Dataset excerpts —
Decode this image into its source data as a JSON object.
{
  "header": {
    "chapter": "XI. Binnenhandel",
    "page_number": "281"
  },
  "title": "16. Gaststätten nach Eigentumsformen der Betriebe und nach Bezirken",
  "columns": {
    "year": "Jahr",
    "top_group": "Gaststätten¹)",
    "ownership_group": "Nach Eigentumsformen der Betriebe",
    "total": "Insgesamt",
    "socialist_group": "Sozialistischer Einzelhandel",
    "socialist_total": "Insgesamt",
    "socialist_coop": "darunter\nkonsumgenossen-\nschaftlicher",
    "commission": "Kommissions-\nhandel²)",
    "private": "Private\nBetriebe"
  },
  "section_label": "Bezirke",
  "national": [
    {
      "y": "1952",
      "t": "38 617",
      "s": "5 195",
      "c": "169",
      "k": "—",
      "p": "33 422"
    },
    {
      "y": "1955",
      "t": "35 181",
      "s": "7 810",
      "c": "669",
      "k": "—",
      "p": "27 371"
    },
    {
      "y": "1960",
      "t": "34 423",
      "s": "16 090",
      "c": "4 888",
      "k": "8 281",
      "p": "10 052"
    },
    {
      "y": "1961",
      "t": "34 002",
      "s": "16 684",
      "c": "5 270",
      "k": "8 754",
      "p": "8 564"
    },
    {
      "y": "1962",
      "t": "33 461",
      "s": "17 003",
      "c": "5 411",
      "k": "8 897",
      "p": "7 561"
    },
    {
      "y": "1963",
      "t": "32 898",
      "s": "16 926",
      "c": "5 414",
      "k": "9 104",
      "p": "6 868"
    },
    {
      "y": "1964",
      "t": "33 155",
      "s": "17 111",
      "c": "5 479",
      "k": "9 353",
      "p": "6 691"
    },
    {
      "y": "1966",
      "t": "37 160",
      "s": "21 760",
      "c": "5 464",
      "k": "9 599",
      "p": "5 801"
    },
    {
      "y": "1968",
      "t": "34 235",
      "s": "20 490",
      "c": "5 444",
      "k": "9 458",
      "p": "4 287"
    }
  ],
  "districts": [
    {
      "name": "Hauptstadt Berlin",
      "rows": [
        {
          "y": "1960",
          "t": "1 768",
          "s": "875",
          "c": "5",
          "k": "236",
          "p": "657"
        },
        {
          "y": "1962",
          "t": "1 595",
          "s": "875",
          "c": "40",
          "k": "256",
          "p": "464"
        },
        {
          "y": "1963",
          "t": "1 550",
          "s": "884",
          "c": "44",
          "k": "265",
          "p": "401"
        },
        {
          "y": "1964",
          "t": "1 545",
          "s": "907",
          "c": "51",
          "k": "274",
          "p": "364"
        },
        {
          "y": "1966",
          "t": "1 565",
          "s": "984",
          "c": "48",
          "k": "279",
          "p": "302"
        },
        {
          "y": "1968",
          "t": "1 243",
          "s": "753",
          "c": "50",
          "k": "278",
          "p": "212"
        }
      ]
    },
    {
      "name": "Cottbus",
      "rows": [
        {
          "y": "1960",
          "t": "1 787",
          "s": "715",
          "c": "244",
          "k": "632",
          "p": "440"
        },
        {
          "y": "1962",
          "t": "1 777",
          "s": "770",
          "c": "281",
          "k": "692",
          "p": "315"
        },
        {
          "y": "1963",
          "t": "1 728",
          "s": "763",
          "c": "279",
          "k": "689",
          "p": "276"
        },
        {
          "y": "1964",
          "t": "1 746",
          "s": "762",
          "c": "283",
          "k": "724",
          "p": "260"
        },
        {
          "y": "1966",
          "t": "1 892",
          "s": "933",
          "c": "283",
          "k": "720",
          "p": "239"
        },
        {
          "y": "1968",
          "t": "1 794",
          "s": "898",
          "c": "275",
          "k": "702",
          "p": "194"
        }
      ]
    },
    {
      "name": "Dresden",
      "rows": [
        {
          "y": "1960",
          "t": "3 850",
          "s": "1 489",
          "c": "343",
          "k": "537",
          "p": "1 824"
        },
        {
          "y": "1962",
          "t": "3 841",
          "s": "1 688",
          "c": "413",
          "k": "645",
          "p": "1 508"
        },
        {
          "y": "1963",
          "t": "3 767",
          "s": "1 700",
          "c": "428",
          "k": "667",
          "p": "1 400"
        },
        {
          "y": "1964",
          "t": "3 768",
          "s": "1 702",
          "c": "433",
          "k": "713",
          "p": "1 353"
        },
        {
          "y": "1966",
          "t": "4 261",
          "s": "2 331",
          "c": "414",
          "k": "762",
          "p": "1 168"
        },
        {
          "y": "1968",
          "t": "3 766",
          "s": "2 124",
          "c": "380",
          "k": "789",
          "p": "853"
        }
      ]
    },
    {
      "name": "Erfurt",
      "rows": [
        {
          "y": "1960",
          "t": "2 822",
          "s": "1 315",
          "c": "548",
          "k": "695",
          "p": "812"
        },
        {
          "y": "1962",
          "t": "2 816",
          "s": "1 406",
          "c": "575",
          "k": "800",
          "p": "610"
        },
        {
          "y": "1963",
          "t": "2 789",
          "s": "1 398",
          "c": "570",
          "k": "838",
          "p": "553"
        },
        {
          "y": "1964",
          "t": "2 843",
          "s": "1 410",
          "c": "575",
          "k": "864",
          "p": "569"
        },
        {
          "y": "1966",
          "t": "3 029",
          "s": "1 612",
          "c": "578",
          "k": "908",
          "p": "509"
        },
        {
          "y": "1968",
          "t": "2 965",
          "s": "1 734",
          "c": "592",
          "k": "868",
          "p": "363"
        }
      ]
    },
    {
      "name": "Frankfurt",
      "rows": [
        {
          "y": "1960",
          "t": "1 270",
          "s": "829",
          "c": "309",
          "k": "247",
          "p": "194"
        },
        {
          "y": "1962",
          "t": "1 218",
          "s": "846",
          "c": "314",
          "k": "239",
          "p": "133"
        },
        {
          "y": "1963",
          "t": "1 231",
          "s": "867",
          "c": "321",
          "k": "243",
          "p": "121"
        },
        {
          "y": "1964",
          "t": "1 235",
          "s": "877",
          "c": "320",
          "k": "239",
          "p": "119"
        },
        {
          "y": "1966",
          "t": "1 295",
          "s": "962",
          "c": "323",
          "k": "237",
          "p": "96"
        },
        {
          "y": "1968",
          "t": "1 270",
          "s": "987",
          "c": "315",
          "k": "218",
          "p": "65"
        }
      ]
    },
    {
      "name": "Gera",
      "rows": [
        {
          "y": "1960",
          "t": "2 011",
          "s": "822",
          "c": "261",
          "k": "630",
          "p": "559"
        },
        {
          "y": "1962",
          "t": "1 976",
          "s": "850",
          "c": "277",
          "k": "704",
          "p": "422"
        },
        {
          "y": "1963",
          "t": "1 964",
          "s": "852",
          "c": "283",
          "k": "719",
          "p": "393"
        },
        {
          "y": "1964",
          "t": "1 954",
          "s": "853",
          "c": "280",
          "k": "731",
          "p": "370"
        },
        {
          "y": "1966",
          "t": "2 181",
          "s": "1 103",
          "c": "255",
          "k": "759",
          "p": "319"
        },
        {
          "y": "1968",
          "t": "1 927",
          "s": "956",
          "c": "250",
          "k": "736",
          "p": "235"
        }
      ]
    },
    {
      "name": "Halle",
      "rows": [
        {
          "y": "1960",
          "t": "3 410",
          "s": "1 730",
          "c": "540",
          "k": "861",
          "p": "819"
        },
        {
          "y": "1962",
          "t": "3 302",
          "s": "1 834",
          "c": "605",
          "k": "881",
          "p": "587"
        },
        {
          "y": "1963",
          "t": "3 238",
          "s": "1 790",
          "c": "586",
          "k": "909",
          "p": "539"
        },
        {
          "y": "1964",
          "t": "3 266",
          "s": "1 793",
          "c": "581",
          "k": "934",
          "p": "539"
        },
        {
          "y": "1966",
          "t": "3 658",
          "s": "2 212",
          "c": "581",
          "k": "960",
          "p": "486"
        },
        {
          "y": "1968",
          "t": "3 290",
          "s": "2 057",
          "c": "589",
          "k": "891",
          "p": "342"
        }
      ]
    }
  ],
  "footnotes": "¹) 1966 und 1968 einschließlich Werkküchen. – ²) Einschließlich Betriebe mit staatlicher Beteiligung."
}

Task objective — Only the number is wanted: how many lines of these entries contain the string "name"?

Completed exercise — 7